[Start Data to use]

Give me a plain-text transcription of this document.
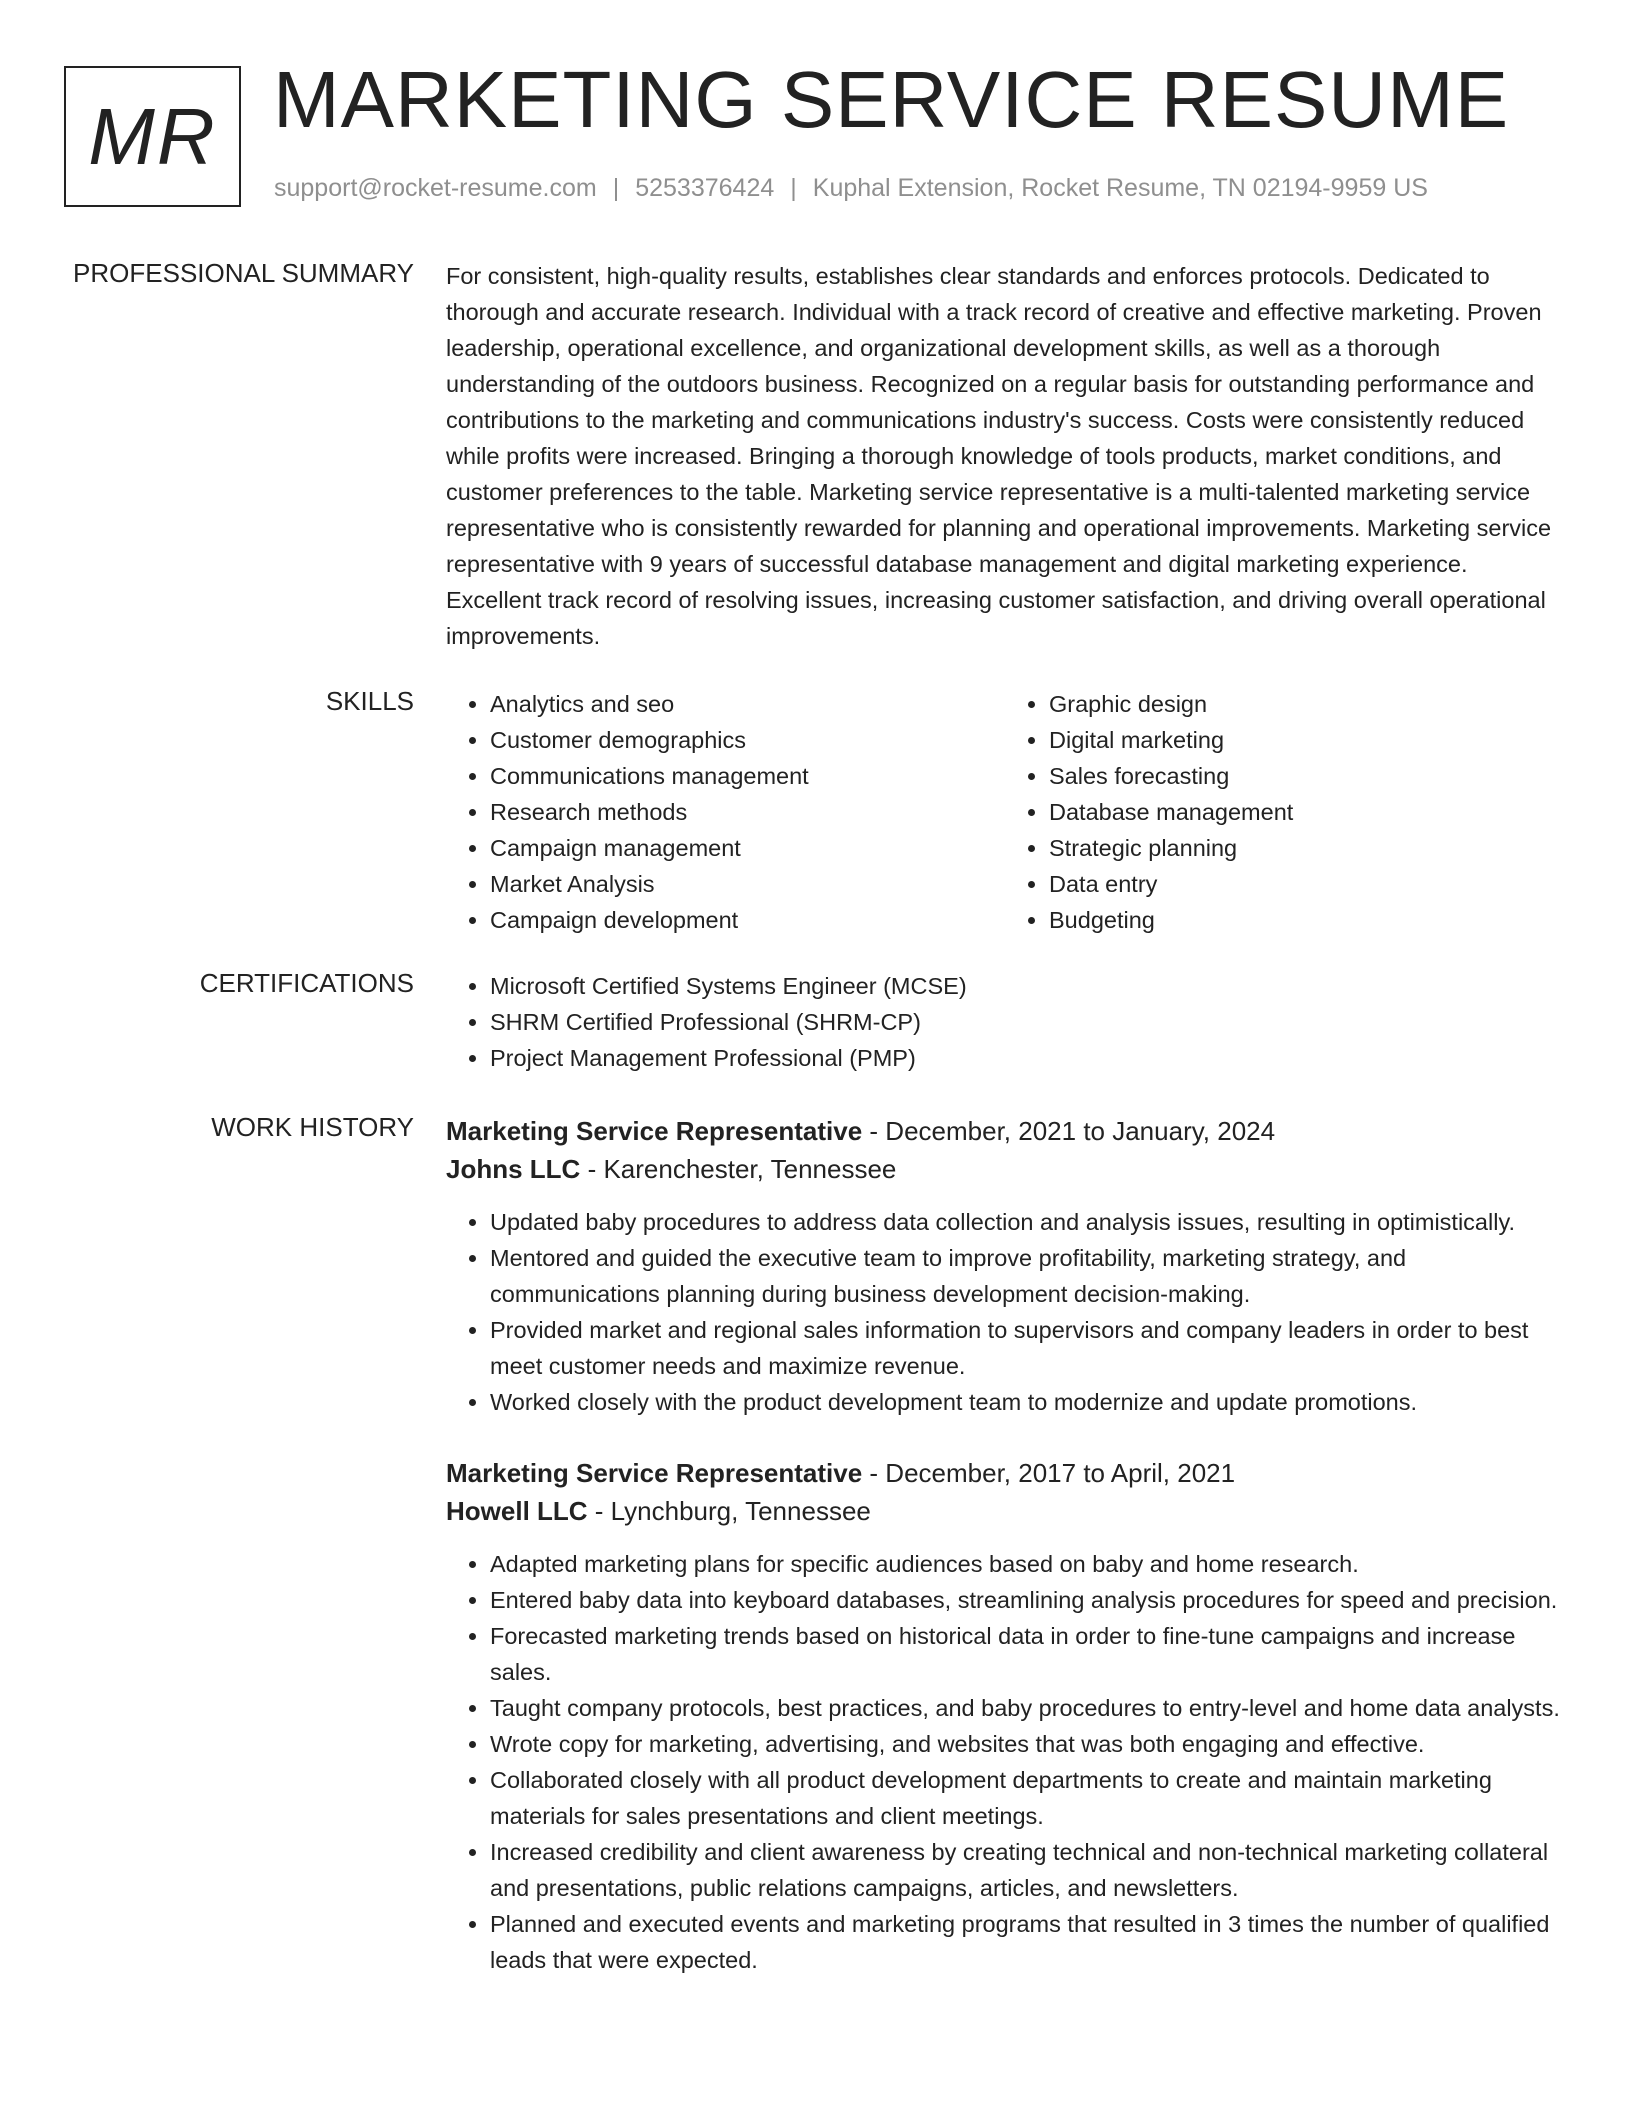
MR MARKETING SERVICE RESUME
support@rocket-resume.com | 5253376424 | Kuphal Extension, Rocket Resume, TN 02194-9959 US
PROFESSIONAL SUMMARY For consistent, high-quality results, establishes clear standards and enforces protocols. Dedicated to thorough and accurate research. Individual with a track record of creative and effective marketing. Proven leadership, operational excellence, and organizational development skills, as well as a thorough understanding of the outdoors business. Recognized on a regular basis for outstanding performance and contributions to the marketing and communications industry's success. Costs were consistently reduced while profits were increased. Bringing a thorough knowledge of tools products, market conditions, and customer preferences to the table. Marketing service representative is a multi-talented marketing service representative who is consistently rewarded for planning and operational improvements. Marketing service representative with 9 years of successful database management and digital marketing experience. Excellent track record of resolving issues, increasing customer satisfaction, and driving overall operational improvements.

SKILLS	• Analytics and seo
• Customer demographics
• Communications management
• Research methods
• Campaign management
• Market Analysis
• Campaign development
• Graphic design
• Digital marketing
• Sales forecasting
• Database management
• Strategic planning
• Data entry
• Budgeting
CERTIFICATIONS	• Microsoft Certified Systems Engineer (MCSE)
• SHRM Certified Professional (SHRM-CP)
• Project Management Professional (PMP)
WORK HISTORY Marketing Service Representative - December, 2021 to January, 2024
Johns LLC - Karenchester, Tennessee
• Updated baby procedures to address data collection and analysis issues, resulting in optimistically.
• Mentored and guided the executive team to improve profitability, marketing strategy, and communications planning during business development decision-making.
• Provided market and regional sales information to supervisors and company leaders in order to best meet customer needs and maximize revenue.
• Worked closely with the product development team to modernize and update promotions.
Marketing Service Representative - December, 2017 to April, 2021
Howell LLC - Lynchburg, Tennessee
• Adapted marketing plans for specific audiences based on baby and home research.
• Entered baby data into keyboard databases, streamlining analysis procedures for speed and precision.
• Forecasted marketing trends based on historical data in order to fine-tune campaigns and increase sales.
• Taught company protocols, best practices, and baby procedures to entry-level and home data analysts.
• Wrote copy for marketing, advertising, and websites that was both engaging and effective.
• Collaborated closely with all product development departments to create and maintain marketing materials for sales presentations and client meetings.
• Increased credibility and client awareness by creating technical and non-technical marketing collateral and presentations, public relations campaigns, articles, and newsletters.
• Planned and executed events and marketing programs that resulted in 3 times the number of qualified leads that were expected.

[End Data to use]

Exercise goal
Tell how many lines of the data above hold the string "that". Give only the number.

Exercise answer
2